Your task is to output the listing word for word, with pictures excluded.

Saved entries:
========================
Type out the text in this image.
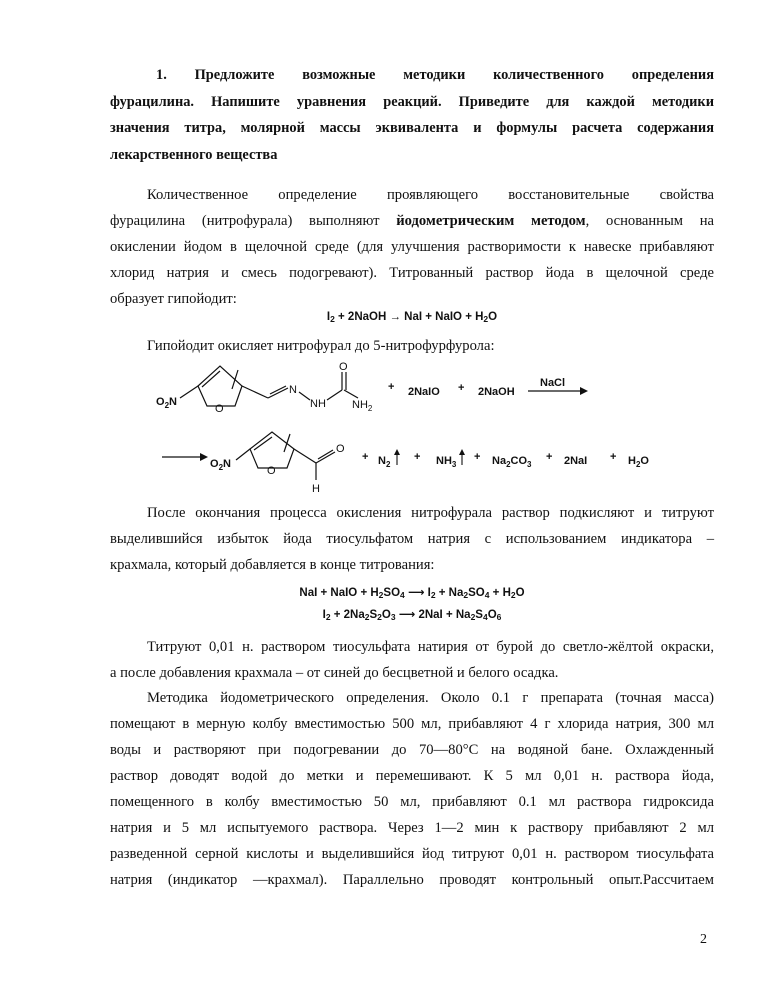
1. Предложите возможные методики количественного определения
фурацилина. Напишите уравнения реакций. Приведите для каждой методики
значения титра, молярной массы эквивалента и формулы расчета содержания
лекарственного вещества
Количественное определение проявляющего восстановительные свойства
фурацилина (нитрофурала) выполняют йодометрическим методом, основанным на
окислении йодом в щелочной среде (для улучшения растворимости к навеске прибавляют
хлорид натрия и смесь подогревают). Титрованный раствор йода в щелочной среде
образует гипойодит:
$I_2$ + 2NaOH → NaI + NaIO + $H_2O$
Гипойодит окисляет нитрофурал до 5-нитрофурфурола:
$O_2N$
O
N
NH
O
$NH_2$
+ 2NaIO + 2NaOH
NaCl
$O_2N$
O
O
H
+ $N_2$
+ $NH_3$
+ $Na_2CO_3$
+ $2NaI + H_2O$
После окончания процесса окисления нитрофурала раствор подкисляют и титруют
выделившийся избыток йода тиосульфатом натрия с использованием индикатора –
крахмала, который добавляется в конце титрования:
NaI + NaIO + $H_2SO_4$ ⟶ $I_2 + Na_2SO_4 + H_2O$
$I_2 + 2Na_2S_2O_3$ ⟶ $2NaI + Na_2S_4O_6$
Титруют 0,01 н. раствором тиосульфата натирия от бурой до светло-жёлтой окраски,
а после добавления крахмала – от синей до бесцветной и белого осадка.
Методика йодометрического определения. Около 0.1 г препарата (точная масса)
помещают в мерную колбу вместимостью 500 мл, прибавляют 4 г хлорида натрия, 300 мл
воды и растворяют при подогревании до 70—80°С на водяной бане. Охлажденный
раствор доводят водой до метки и перемешивают. К 5 мл 0,01 н. раствора йода,
помещенного в колбу вместимостью 50 мл, прибавляют 0.1 мл раствора гидроксида
натрия и 5 мл испытуемого раствора. Через 1—2 мин к раствору прибавляют 2 мл
разведенной серной кислоты и выделившийся йод титруют 0,01 н. раствором тиосульфата
натрия (индикатор —крахмал). Параллельно проводят контрольный опыт.Рассчитаем
2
========================
**THE OUTPUT:**
Type out the text in this image.
1. Предложите возможные методики количественного определения
фурацилина. Напишите уравнения реакций. Приведите для каждой методики
значения титра, молярной массы эквивалента и формулы расчета содержания
лекарственного вещества
Количественное определение проявляющего восстановительные свойства
фурацилина (нитрофурала) выполняют йодометрическим методом, основанным на
окислении йодом в щелочной среде (для улучшения растворимости к навеске прибавляют
хлорид натрия и смесь подогревают). Титрованный раствор йода в щелочной среде
образует гипойодит:
$I_2$ + 2NaOH → NaI + NaIO + $H_2O$
Гипойодит окисляет нитрофурал до 5-нитрофурфурола:
$O_2N$
O
N
NH
O
$NH_2$
+ 2NaIO + 2NaOH
NaCl
$O_2N$
O
O
H
+ $N_2$
+ $NH_3$
+ $Na_2CO_3$
+ $2NaI + H_2O$
После окончания процесса окисления нитрофурала раствор подкисляют и титруют
выделившийся избыток йода тиосульфатом натрия с использованием индикатора –
крахмала, который добавляется в конце титрования:
NaI + NaIO + $H_2SO_4$ ⟶ $I_2 + Na_2SO_4 + H_2O$
$I_2 + 2Na_2S_2O_3$ ⟶ $2NaI + Na_2S_4O_6$
Титруют 0,01 н. раствором тиосульфата натирия от бурой до светло-жёлтой окраски,
а после добавления крахмала – от синей до бесцветной и белого осадка.
Методика йодометрического определения. Около 0.1 г препарата (точная масса)
помещают в мерную колбу вместимостью 500 мл, прибавляют 4 г хлорида натрия, 300 мл
воды и растворяют при подогревании до 70—80°С на водяной бане. Охлажденный
раствор доводят водой до метки и перемешивают. К 5 мл 0,01 н. раствора йода,
помещенного в колбу вместимостью 50 мл, прибавляют 0.1 мл раствора гидроксида
натрия и 5 мл испытуемого раствора. Через 1—2 мин к раствору прибавляют 2 мл
разведенной серной кислоты и выделившийся йод титруют 0,01 н. раствором тиосульфата
натрия (индикатор —крахмал). Параллельно проводят контрольный опыт.Рассчитаем
2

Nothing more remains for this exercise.